• **INFORMATION PROVIDED**
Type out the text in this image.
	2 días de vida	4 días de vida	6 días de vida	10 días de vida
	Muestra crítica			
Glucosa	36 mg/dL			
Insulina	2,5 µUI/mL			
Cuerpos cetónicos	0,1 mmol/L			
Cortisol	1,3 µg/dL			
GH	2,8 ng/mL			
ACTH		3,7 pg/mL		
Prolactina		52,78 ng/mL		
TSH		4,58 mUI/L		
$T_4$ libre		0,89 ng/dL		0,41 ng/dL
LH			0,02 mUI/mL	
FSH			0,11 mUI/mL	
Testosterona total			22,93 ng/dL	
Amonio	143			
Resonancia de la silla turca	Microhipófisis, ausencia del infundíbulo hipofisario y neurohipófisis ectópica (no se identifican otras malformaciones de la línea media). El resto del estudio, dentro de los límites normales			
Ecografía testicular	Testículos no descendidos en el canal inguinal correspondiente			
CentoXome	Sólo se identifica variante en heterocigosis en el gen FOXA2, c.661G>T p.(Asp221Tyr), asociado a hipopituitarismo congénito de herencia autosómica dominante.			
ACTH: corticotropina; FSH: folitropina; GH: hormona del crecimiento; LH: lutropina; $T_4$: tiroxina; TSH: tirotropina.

• **REQUIRED WORK**
Find each line in the records holding the string "ACTH" and show it.

• **OUTPUT FOR THIS EXERCISE**
ACTH		3,7 pg/mL		
ACTH: corticotropina; FSH: folitropina; GH: hormona del crecimiento; LH: lutropina; $T_4$: tiroxina; TSH: tirotropina.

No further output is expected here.